PAGE TEXT >>
━━━━━━━━━━

14 Feb '25 - CRES-Seminar: Andrew Street
14 Feb '25 - CRES-Seminar: Andrew Street
Title: The Hospital Frailty Risk Score (HFRS): a useful tool to identify the risk of adverse outcomes for people admitted to hospital
Date: 14 February, 16:00h
Loation: Campus Ciutadella, aula 23.103
Andrew Street joined the Department of Health Policy at the London School of Economics in September 2017 and is currently Head of Department. Previously he was at the University of York, which he joined in 1995, and where he was Director of the Health Policy team in the Centre for Health Economics and Director of the Economics of Social and Health Care Research Unit (ESHCRU). He has worked on secondment for health ministries in Australia (1993) and England (2005), and has served as editor of the Journal of Health Economics (2006-2018), board member of the NIHR Health Services and Delivery Research Commissioning Board (2010-2017) and the Research Council of Norway’s Health and Care Services Board (2011-2013), and as specialist advisor to the House of Commons Health & Care Committee for budget related inquiries (2016-2019). Andrew has published over 130 peer-reviewed journal articles on topics including health system productivity, hospital efficiency, hospital payment arrangements and DRG-funding, organisational performance measurement, patient reported outcomes, integrated health and social care, frailty assessment of older people, and econometric analyses of variation among patients in costs, length of stay and outcomes.

━━━━━━━━━━

RECORD EXTRACTS >>
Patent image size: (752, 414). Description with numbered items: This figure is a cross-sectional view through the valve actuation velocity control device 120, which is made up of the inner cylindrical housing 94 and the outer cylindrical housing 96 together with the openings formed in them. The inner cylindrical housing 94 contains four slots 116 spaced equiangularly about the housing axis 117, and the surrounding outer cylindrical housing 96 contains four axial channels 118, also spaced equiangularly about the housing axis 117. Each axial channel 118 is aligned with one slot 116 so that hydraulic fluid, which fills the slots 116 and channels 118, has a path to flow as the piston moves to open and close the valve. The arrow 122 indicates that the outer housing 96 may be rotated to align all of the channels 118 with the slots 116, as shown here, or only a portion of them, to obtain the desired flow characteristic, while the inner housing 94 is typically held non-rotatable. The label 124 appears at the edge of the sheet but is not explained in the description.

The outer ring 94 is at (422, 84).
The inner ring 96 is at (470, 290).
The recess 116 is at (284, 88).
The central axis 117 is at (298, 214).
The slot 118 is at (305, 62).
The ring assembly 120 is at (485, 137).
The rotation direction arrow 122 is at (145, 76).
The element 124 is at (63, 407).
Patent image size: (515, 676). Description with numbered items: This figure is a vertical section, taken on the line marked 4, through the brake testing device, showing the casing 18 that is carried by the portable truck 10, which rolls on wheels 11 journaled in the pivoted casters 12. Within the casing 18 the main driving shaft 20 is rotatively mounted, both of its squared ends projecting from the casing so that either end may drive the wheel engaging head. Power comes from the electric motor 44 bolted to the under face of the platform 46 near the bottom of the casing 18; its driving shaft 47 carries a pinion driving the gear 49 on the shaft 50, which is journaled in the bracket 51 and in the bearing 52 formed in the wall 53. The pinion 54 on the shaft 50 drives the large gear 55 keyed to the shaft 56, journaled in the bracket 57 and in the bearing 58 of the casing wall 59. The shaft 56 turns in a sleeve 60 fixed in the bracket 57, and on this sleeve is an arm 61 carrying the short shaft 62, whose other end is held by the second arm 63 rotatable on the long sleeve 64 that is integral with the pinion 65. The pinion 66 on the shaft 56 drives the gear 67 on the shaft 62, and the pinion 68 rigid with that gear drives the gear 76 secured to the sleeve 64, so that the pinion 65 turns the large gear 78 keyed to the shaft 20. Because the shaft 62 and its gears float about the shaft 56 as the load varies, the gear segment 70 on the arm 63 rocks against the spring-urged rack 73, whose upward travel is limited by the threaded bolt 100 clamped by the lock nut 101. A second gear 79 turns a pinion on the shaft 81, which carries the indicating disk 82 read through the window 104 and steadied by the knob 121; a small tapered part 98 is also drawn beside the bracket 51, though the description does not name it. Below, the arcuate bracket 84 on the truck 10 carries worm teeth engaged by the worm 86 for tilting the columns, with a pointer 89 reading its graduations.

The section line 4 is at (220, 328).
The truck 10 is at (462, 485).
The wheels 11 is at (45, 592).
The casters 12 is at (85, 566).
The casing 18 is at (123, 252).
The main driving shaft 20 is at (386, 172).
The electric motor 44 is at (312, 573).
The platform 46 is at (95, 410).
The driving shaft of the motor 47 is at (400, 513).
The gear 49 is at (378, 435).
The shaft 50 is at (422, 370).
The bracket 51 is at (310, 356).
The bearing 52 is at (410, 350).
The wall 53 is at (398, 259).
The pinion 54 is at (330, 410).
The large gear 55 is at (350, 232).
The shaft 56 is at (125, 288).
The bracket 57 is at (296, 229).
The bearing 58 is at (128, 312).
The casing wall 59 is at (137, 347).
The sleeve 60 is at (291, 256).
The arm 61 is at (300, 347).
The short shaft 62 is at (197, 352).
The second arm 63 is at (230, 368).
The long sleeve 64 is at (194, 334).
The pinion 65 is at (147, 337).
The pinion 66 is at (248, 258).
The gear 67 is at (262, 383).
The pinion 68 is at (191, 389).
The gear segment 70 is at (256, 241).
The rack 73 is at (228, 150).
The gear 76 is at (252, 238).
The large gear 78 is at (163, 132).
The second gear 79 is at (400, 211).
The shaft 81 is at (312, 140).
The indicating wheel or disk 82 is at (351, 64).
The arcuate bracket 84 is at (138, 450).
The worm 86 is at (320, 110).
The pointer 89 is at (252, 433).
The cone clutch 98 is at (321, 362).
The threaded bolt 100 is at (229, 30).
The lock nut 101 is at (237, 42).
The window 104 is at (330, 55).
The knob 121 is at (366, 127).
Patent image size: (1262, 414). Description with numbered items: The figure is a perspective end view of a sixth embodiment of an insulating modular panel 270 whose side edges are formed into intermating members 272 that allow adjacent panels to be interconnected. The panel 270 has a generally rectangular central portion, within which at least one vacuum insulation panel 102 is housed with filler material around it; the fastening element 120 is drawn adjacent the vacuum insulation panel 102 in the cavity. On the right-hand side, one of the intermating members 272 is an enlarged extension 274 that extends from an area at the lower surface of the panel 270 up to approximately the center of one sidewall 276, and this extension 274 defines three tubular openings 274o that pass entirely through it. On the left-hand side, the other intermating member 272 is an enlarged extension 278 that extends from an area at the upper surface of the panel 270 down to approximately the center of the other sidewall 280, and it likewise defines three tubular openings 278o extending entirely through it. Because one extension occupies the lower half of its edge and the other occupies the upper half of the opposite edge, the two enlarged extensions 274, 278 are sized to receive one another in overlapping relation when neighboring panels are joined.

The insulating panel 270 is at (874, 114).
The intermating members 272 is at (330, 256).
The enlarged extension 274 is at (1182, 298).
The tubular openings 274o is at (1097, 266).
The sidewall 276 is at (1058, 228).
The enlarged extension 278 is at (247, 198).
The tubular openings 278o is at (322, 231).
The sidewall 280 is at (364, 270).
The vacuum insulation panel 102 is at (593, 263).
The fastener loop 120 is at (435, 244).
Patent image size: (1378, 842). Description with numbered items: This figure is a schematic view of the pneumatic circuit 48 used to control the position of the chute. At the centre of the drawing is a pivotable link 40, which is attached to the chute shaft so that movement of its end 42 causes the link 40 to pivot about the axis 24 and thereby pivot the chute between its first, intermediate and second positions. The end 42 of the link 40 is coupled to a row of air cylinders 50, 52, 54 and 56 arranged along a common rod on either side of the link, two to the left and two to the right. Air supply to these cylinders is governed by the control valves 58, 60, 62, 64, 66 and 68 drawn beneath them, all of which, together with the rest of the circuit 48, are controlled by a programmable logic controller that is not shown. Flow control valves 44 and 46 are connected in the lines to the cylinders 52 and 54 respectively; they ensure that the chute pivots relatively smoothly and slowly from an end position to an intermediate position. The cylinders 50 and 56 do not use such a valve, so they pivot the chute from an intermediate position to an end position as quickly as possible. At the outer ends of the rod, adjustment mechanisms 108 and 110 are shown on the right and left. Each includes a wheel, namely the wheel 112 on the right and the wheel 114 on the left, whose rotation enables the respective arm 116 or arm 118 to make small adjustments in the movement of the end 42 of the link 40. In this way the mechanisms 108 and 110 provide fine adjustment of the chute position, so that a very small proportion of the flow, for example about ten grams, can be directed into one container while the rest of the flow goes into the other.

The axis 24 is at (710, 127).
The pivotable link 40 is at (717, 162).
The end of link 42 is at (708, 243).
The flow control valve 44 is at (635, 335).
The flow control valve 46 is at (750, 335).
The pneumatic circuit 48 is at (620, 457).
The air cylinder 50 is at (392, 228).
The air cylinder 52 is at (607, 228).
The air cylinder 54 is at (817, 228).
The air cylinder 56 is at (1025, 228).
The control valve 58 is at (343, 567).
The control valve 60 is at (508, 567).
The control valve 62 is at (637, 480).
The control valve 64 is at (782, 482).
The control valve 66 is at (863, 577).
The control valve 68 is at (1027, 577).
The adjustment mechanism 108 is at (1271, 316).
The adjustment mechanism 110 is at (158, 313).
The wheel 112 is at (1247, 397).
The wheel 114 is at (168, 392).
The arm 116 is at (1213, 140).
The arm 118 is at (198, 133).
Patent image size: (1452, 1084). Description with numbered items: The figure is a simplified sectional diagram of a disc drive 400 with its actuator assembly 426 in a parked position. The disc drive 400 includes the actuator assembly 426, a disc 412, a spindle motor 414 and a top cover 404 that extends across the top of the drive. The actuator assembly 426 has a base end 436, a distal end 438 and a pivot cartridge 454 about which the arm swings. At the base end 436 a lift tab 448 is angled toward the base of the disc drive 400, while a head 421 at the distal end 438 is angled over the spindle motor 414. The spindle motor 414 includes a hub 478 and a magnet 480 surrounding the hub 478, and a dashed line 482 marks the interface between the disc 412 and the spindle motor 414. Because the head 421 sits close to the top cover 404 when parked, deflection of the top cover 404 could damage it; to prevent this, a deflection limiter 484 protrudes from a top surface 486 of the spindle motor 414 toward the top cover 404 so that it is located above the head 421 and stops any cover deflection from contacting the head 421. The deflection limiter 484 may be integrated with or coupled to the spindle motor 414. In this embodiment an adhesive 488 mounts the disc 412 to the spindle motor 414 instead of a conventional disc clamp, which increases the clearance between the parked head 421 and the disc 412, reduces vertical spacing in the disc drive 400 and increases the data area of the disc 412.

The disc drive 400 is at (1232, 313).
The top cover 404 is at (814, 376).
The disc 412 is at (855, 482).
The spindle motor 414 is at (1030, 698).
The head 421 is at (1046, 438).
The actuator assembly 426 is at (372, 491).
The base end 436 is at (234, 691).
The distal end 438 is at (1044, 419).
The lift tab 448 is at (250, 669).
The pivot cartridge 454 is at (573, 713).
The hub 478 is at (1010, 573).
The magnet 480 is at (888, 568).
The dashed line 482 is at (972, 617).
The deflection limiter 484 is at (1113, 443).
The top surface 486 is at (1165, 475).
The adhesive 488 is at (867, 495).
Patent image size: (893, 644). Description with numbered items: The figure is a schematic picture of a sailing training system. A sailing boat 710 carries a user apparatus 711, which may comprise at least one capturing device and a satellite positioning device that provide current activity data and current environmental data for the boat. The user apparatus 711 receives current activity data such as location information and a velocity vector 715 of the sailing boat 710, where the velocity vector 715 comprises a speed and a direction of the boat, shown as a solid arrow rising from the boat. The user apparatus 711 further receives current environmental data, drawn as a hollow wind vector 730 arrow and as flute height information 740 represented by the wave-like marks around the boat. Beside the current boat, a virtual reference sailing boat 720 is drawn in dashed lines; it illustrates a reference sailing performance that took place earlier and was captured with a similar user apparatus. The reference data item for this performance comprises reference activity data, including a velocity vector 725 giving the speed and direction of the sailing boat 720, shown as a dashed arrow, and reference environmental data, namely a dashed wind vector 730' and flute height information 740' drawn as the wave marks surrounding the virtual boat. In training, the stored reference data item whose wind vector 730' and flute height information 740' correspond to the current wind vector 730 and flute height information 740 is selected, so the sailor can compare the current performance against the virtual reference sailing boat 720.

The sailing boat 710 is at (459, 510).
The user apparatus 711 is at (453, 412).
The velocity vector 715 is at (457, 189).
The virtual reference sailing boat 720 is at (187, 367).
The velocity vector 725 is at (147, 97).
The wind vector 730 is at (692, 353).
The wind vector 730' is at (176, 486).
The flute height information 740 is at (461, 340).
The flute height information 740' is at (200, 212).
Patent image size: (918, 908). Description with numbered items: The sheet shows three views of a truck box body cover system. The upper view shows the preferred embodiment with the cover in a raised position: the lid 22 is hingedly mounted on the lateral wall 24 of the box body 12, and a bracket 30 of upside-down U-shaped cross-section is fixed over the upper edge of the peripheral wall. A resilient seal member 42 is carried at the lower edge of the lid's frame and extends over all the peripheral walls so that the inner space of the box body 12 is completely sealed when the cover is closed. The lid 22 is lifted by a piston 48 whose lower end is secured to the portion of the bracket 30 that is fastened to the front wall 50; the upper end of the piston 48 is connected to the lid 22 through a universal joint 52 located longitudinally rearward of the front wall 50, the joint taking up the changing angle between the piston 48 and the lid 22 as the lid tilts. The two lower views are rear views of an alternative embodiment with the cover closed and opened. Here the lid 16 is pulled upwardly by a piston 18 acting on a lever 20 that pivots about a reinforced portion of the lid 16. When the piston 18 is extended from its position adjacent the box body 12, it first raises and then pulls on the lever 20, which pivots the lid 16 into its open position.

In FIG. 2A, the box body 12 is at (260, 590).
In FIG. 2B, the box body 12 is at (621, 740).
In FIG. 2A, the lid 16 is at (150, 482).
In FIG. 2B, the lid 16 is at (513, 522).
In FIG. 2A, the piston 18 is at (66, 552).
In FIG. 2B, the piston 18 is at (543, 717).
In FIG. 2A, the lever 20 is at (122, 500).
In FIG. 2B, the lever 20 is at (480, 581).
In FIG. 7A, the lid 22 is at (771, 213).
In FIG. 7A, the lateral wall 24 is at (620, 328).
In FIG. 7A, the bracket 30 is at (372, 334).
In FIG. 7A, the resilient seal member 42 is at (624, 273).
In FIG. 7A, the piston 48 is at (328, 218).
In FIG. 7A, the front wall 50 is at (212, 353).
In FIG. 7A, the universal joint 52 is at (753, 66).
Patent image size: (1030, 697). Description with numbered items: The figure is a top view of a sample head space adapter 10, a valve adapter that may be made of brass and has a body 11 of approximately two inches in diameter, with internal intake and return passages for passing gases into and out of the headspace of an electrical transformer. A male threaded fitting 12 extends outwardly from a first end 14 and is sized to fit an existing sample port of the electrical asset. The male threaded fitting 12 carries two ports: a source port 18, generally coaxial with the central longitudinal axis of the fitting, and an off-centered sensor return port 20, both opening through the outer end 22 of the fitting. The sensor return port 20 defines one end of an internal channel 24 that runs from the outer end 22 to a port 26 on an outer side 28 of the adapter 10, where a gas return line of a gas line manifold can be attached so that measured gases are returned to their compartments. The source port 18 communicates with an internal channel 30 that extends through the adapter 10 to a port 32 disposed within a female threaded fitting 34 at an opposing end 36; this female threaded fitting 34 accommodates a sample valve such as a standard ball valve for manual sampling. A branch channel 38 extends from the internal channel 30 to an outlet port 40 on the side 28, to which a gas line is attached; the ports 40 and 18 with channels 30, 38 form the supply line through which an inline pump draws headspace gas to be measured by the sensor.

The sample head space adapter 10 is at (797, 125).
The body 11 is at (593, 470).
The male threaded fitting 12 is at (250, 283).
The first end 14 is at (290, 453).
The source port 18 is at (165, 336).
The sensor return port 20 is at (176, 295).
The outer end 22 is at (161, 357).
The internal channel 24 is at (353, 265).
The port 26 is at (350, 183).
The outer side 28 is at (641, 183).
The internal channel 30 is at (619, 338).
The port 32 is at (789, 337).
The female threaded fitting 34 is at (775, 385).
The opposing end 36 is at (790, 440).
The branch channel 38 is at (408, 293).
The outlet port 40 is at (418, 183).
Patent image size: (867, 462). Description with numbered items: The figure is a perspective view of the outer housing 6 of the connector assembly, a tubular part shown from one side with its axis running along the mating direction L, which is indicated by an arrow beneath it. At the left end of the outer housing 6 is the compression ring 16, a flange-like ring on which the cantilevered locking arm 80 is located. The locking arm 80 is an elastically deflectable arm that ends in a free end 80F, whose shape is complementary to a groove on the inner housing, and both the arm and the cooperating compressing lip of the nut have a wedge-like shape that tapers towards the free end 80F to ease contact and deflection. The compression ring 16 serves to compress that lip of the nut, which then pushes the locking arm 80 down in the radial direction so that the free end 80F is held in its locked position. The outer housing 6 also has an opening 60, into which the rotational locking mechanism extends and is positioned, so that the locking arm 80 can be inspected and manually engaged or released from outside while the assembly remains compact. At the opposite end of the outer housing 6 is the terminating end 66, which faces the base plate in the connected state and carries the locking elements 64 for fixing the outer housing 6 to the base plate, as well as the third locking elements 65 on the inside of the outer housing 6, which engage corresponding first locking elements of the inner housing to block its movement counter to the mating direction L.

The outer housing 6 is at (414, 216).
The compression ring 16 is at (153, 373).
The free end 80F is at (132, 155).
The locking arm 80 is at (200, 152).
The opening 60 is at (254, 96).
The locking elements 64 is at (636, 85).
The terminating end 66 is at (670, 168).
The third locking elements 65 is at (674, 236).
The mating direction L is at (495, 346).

━━━━━━━━━━

REQUIRED WORK >>
1/ In the seminar announcement, what years did Andrew Street serve as editor of the Journal of Health Economics?
2/ According to the title in the seminar announcement, why is the Hospital Frailty Risk Score a useful tool? Answer in one to three sentences.
3/ Carry on the seminar announcement from its last sentence.
The listing isn't needed for any of this work.

OUTPUTS IN ORDER >>
1/ He served as editor from 2006 to 2018.

2/ The title calls the Hospital Frailty Risk Score useful because it identifies the risk of adverse outcomes for people admitted to hospital.

3/
Abstract:
Frailty is a well-established concept in the care of older people, having been shown to be a powerful marker of the risk of adverse outcomes in diverse populations of older people in a wide range of settings. This paper introduces the Hospital Frailty Risk Score (HFRS), which was developed to assess the frailty risk using routinely collected hospital data. The HFRS can be calculated for all hospitalised patients by combining a weighted set of 109 3-character ICD-10 diagnostic codes. Originally developed to assess frailty among patients 75+, the HFRS has since been validated in numerous international studies. It has been consistently found that higher frailty risk scores are associated with longer length of stay in hospital, a higher probability of in-hospital death, and higher hospital costs among older patients. In this presentation I first describe the construction of the HFRS and then report results of applying the measure to hospitalised adults of any age showing that, even among younger adults, frailty risk is associated with adverse outcomes. Use of the HFRS thus permits hospitals and health care systems to efficiently identify individuals or clusters of patients who might benefit from special attention when admitted to hospital.